# [The task]
All lines featuring the string "count" are to be listed.

○ ○ ○ ○

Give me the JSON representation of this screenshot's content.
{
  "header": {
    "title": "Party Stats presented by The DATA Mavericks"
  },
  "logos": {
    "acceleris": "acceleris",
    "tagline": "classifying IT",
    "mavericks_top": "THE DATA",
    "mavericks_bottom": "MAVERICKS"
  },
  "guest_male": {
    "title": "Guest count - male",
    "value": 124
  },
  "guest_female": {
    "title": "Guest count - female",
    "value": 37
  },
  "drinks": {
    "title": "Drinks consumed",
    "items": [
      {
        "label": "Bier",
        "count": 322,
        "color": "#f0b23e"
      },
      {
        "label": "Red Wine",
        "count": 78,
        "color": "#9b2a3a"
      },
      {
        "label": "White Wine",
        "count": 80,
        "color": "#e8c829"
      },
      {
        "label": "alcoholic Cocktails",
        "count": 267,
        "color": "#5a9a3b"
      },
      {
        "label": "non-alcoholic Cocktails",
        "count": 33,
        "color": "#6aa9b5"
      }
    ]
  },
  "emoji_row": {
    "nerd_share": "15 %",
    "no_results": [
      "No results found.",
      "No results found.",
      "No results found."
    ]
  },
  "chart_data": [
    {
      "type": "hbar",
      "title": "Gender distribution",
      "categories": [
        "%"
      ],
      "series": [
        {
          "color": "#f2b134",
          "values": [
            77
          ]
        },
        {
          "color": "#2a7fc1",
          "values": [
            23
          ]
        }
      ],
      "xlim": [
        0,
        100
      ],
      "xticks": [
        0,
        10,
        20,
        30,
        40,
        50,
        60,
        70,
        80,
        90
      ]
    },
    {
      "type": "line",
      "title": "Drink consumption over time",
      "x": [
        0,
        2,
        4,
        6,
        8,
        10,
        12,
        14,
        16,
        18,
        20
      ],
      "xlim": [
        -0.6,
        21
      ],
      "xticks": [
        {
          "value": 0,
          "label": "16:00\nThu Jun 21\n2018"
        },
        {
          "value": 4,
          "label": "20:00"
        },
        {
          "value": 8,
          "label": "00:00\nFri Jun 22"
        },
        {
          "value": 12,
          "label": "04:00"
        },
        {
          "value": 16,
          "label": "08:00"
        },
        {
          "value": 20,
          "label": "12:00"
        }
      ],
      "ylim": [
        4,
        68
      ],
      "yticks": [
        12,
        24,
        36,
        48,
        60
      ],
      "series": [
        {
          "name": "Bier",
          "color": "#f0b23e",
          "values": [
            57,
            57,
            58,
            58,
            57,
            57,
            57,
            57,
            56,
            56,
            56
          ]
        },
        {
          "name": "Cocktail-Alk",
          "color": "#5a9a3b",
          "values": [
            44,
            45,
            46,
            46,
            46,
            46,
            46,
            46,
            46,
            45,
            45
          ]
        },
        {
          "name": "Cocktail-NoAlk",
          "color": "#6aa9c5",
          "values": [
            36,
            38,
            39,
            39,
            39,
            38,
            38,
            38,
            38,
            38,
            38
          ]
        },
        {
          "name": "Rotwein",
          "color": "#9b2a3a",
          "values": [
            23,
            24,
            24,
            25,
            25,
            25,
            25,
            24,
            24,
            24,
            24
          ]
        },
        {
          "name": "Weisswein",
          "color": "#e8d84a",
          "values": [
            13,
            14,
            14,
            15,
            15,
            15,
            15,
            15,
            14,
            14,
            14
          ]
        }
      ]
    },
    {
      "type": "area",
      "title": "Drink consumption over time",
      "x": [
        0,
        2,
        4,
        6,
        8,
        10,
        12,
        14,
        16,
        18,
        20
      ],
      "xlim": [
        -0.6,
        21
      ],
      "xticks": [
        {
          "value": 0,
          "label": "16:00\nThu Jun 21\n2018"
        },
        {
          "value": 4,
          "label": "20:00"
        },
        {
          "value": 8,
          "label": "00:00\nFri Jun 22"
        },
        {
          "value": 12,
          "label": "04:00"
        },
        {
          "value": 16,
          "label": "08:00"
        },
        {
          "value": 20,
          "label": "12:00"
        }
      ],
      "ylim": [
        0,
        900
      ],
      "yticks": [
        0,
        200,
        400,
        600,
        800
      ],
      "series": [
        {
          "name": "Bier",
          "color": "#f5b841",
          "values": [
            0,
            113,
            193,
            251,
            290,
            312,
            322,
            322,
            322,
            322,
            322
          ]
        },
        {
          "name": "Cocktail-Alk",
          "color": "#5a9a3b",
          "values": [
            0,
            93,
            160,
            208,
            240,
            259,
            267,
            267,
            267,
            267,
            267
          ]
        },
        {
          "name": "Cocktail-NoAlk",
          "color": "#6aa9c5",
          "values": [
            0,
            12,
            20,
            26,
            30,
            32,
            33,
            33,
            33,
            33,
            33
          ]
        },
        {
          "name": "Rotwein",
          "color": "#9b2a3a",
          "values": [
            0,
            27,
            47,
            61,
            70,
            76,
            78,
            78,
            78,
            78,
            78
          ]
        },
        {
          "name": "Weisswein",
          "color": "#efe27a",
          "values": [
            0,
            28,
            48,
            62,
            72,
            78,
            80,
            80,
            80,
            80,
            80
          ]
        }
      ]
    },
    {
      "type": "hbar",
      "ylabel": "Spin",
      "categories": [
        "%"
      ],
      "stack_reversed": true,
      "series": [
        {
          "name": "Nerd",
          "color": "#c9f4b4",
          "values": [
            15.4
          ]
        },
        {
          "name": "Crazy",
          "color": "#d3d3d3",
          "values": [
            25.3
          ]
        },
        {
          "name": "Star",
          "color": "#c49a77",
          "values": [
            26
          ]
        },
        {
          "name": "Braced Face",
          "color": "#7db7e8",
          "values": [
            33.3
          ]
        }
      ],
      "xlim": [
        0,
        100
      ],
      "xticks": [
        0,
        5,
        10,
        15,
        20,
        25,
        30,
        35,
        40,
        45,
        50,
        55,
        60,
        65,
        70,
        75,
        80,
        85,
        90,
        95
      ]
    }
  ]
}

○ ○ ○ ○

# [Response to the exercise]
    "title": "Guest count - male",
    "title": "Guest count - female",
        "count": 322,
        "count": 78,
        "count": 80,
        "count": 267,
        "count": 33,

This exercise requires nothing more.